Exercise goal:
Reproduce all the entries precisely.

[Chart and figure data]
● ● ● ●
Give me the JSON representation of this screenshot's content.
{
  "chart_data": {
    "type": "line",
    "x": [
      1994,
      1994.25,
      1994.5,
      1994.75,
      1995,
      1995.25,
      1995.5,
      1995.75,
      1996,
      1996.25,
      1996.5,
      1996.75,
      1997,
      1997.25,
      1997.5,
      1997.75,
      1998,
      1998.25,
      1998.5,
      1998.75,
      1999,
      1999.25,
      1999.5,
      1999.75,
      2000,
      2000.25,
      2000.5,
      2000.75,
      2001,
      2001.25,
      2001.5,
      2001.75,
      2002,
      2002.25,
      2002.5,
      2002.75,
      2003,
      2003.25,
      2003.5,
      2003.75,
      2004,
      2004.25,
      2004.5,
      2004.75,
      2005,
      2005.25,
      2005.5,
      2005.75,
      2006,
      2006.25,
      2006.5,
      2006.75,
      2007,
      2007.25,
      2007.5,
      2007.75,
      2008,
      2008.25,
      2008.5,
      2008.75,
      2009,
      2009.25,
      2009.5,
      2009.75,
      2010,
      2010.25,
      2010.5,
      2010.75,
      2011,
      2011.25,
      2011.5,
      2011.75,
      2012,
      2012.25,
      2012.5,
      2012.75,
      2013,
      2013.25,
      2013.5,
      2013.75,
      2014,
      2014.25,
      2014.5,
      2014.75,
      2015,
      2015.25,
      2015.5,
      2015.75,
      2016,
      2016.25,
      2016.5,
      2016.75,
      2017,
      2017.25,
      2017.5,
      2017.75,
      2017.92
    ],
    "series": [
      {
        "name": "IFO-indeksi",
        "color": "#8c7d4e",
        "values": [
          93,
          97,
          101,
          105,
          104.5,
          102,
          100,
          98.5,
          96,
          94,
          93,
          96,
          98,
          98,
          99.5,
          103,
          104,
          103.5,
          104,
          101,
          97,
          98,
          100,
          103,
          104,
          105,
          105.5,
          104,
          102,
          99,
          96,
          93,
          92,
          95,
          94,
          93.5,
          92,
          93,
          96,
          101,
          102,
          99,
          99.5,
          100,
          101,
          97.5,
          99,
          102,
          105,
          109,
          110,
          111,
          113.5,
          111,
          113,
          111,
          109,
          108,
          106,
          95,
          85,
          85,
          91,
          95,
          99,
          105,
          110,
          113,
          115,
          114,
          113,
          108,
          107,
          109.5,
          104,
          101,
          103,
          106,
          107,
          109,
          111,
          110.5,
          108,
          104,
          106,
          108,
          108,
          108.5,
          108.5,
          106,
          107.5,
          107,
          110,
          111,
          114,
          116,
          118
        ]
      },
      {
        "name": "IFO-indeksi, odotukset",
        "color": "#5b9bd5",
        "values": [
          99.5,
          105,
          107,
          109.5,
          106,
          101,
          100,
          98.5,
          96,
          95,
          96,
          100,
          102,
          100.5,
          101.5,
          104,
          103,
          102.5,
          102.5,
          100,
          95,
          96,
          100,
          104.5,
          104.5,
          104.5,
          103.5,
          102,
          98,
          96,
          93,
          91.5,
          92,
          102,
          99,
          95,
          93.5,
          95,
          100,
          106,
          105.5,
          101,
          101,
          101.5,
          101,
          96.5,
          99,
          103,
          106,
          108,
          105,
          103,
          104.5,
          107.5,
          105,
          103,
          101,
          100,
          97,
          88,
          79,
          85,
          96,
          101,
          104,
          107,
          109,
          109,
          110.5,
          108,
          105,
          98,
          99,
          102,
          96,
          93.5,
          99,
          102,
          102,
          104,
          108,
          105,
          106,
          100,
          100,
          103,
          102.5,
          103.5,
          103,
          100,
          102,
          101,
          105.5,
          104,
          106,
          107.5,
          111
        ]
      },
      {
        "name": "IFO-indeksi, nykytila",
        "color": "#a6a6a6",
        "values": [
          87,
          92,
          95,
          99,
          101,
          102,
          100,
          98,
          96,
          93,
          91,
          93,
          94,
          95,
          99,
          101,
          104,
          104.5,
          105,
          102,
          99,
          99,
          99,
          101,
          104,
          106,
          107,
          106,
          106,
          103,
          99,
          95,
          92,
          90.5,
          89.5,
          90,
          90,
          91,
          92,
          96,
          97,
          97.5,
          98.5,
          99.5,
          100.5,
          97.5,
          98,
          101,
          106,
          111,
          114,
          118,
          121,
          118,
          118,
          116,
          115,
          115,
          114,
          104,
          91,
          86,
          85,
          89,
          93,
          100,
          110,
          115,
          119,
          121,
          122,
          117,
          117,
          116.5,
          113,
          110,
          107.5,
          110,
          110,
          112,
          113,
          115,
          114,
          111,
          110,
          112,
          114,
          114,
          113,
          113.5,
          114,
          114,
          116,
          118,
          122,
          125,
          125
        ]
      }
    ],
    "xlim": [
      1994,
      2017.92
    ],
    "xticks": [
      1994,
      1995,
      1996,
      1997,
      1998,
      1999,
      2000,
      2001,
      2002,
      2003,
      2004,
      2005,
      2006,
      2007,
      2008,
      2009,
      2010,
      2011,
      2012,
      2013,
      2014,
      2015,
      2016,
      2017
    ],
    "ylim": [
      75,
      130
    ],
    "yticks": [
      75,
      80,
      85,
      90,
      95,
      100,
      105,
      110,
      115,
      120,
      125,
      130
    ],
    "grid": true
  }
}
● ● ● ●
The completed task:
Give me the JSON representation of this screenshot's content.
{
  "chart_data": {
    "type": "line",
    "x": [
      1994,
      1994.25,
      1994.5,
      1994.75,
      1995,
      1995.25,
      1995.5,
      1995.75,
      1996,
      1996.25,
      1996.5,
      1996.75,
      1997,
      1997.25,
      1997.5,
      1997.75,
      1998,
      1998.25,
      1998.5,
      1998.75,
      1999,
      1999.25,
      1999.5,
      1999.75,
      2000,
      2000.25,
      2000.5,
      2000.75,
      2001,
      2001.25,
      2001.5,
      2001.75,
      2002,
      2002.25,
      2002.5,
      2002.75,
      2003,
      2003.25,
      2003.5,
      2003.75,
      2004,
      2004.25,
      2004.5,
      2004.75,
      2005,
      2005.25,
      2005.5,
      2005.75,
      2006,
      2006.25,
      2006.5,
      2006.75,
      2007,
      2007.25,
      2007.5,
      2007.75,
      2008,
      2008.25,
      2008.5,
      2008.75,
      2009,
      2009.25,
      2009.5,
      2009.75,
      2010,
      2010.25,
      2010.5,
      2010.75,
      2011,
      2011.25,
      2011.5,
      2011.75,
      2012,
      2012.25,
      2012.5,
      2012.75,
      2013,
      2013.25,
      2013.5,
      2013.75,
      2014,
      2014.25,
      2014.5,
      2014.75,
      2015,
      2015.25,
      2015.5,
      2015.75,
      2016,
      2016.25,
      2016.5,
      2016.75,
      2017,
      2017.25,
      2017.5,
      2017.75,
      2017.92
    ],
    "series": [
      {
        "name": "IFO-indeksi",
        "color": "#8c7d4e",
        "values": [
          93,
          97,
          101,
          105,
          104.5,
          102,
          100,
          98.5,
          96,
          94,
          93,
          96,
          98,
          98,
          99.5,
          103,
          104,
          103.5,
          104,
          101,
          97,
          98,
          100,
          103,
          104,
          105,
          105.5,
          104,
          102,
          99,
          96,
          93,
          92,
          95,
          94,
          93.5,
          92,
          93,
          96,
          101,
          102,
          99,
          99.5,
          100,
          101,
          97.5,
          99,
          102,
          105,
          109,
          110,
          111,
          113.5,
          111,
          113,
          111,
          109,
          108,
          106,
          95,
          85,
          85,
          91,
          95,
          99,
          105,
          110,
          113,
          115,
          114,
          113,
          108,
          107,
          109.5,
          104,
          101,
          103,
          106,
          107,
          109,
          111,
          110.5,
          108,
          104,
          106,
          108,
          108,
          108.5,
          108.5,
          106,
          107.5,
          107,
          110,
          111,
          114,
          116,
          118
        ]
      },
      {
        "name": "IFO-indeksi, odotukset",
        "color": "#5b9bd5",
        "values": [
          99.5,
          105,
          107,
          109.5,
          106,
          101,
          100,
          98.5,
          96,
          95,
          96,
          100,
          102,
          100.5,
          101.5,
          104,
          103,
          102.5,
          102.5,
          100,
          95,
          96,
          100,
          104.5,
          104.5,
          104.5,
          103.5,
          102,
          98,
          96,
          93,
          91.5,
          92,
          102,
          99,
          95,
          93.5,
          95,
          100,
          106,
          105.5,
          101,
          101,
          101.5,
          101,
          96.5,
          99,
          103,
          106,
          108,
          105,
          103,
          104.5,
          107.5,
          105,
          103,
          101,
          100,
          97,
          88,
          79,
          85,
          96,
          101,
          104,
          107,
          109,
          109,
          110.5,
          108,
          105,
          98,
          99,
          102,
          96,
          93.5,
          99,
          102,
          102,
          104,
          108,
          105,
          106,
          100,
          100,
          103,
          102.5,
          103.5,
          103,
          100,
          102,
          101,
          105.5,
          104,
          106,
          107.5,
          111
        ]
      },
      {
        "name": "IFO-indeksi, nykytila",
        "color": "#a6a6a6",
        "values": [
          87,
          92,
          95,
          99,
          101,
          102,
          100,
          98,
          96,
          93,
          91,
          93,
          94,
          95,
          99,
          101,
          104,
          104.5,
          105,
          102,
          99,
          99,
          99,
          101,
          104,
          106,
          107,
          106,
          106,
          103,
          99,
          95,
          92,
          90.5,
          89.5,
          90,
          90,
          91,
          92,
          96,
          97,
          97.5,
          98.5,
          99.5,
          100.5,
          97.5,
          98,
          101,
          106,
          111,
          114,
          118,
          121,
          118,
          118,
          116,
          115,
          115,
          114,
          104,
          91,
          86,
          85,
          89,
          93,
          100,
          110,
          115,
          119,
          121,
          122,
          117,
          117,
          116.5,
          113,
          110,
          107.5,
          110,
          110,
          112,
          113,
          115,
          114,
          111,
          110,
          112,
          114,
          114,
          113,
          113.5,
          114,
          114,
          116,
          118,
          122,
          125,
          125
        ]
      }
    ],
    "xlim": [
      1994,
      2017.92
    ],
    "xticks": [
      1994,
      1995,
      1996,
      1997,
      1998,
      1999,
      2000,
      2001,
      2002,
      2003,
      2004,
      2005,
      2006,
      2007,
      2008,
      2009,
      2010,
      2011,
      2012,
      2013,
      2014,
      2015,
      2016,
      2017
    ],
    "ylim": [
      75,
      130
    ],
    "yticks": [
      75,
      80,
      85,
      90,
      95,
      100,
      105,
      110,
      115,
      120,
      125,
      130
    ],
    "grid": true
  }
}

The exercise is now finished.